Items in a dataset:
┌────────

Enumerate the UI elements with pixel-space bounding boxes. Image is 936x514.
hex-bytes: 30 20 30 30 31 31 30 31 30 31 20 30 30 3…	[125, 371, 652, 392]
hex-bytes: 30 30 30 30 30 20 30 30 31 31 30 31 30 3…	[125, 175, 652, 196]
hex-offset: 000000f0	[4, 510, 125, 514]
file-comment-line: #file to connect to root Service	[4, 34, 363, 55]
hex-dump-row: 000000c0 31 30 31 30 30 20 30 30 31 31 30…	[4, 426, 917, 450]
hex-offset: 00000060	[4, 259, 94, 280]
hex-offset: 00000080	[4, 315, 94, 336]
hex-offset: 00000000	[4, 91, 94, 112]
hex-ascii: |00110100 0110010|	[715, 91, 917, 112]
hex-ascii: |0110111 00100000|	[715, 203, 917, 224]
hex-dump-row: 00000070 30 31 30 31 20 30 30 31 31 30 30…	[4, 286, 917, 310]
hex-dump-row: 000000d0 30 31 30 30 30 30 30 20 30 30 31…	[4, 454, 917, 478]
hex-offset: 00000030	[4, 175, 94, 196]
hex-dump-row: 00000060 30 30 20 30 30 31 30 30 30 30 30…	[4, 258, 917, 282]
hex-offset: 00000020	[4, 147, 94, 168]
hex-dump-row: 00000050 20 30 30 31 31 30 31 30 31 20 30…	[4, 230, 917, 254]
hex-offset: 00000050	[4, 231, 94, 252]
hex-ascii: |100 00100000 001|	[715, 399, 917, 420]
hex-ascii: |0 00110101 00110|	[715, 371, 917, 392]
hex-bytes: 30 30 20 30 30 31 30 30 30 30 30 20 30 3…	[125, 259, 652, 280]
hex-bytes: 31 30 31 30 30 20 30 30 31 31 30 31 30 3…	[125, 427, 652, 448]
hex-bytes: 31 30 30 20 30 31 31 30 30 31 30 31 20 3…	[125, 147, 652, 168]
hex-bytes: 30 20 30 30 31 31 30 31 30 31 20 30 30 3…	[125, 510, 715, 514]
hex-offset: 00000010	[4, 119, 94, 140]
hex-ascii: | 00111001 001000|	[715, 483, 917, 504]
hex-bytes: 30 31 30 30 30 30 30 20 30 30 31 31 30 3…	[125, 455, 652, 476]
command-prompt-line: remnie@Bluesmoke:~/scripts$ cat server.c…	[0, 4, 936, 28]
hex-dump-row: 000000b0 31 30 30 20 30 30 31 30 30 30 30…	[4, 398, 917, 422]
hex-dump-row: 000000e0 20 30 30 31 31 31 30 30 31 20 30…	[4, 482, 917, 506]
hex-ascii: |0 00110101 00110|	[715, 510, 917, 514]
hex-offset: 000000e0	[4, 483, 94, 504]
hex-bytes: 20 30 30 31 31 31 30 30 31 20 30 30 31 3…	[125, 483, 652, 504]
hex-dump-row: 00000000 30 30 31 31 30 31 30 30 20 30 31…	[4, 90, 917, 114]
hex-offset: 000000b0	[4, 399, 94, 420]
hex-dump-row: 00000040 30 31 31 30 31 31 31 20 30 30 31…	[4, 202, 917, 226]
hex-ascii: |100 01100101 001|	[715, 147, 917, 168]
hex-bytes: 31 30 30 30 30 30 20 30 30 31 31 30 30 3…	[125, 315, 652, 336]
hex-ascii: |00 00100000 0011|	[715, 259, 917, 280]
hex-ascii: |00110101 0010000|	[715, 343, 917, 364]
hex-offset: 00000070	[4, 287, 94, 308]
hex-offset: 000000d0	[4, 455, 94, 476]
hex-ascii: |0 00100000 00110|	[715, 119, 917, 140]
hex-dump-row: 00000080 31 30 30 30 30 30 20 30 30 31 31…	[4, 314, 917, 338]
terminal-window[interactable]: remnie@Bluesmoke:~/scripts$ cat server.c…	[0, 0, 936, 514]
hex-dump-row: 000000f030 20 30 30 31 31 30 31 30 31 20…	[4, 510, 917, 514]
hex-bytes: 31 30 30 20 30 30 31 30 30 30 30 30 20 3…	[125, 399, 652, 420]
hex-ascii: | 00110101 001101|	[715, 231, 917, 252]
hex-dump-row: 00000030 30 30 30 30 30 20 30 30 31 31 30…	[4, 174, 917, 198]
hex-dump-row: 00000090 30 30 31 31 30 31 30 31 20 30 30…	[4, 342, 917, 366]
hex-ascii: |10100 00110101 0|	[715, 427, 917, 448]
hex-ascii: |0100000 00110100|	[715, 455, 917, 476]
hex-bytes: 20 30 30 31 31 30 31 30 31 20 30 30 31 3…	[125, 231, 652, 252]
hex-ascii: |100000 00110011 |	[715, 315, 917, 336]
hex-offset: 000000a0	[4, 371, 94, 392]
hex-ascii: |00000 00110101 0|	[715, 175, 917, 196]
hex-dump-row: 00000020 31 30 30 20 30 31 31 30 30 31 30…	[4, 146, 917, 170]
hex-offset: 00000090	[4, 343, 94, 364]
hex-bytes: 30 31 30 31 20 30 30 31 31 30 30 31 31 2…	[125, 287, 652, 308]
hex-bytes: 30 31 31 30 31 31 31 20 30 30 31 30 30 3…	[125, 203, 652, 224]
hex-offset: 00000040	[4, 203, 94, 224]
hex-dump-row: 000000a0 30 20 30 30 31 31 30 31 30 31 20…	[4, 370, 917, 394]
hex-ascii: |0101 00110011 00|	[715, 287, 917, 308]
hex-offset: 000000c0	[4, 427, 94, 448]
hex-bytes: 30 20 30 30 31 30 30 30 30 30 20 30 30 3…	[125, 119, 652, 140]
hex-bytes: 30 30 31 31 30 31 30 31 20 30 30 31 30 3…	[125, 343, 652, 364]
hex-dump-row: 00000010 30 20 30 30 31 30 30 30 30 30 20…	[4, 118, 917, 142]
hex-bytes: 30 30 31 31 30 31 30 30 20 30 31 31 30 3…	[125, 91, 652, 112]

└────────

• _TASK REQUIREMENTS_
Repeat the lines from the first one through the line containing "510, 125, 514]", with both ends included.

• _REPLY TO THE TASK_
Enumerate the UI elements with pixel-space bounding boxes. Image is 936x514.
hex-bytes: 30 20 30 30 31 31 30 31 30 31 20 30 30 3…	[125, 371, 652, 392]
hex-bytes: 30 30 30 30 30 20 30 30 31 31 30 31 30 3…	[125, 175, 652, 196]
hex-offset: 000000f0	[4, 510, 125, 514]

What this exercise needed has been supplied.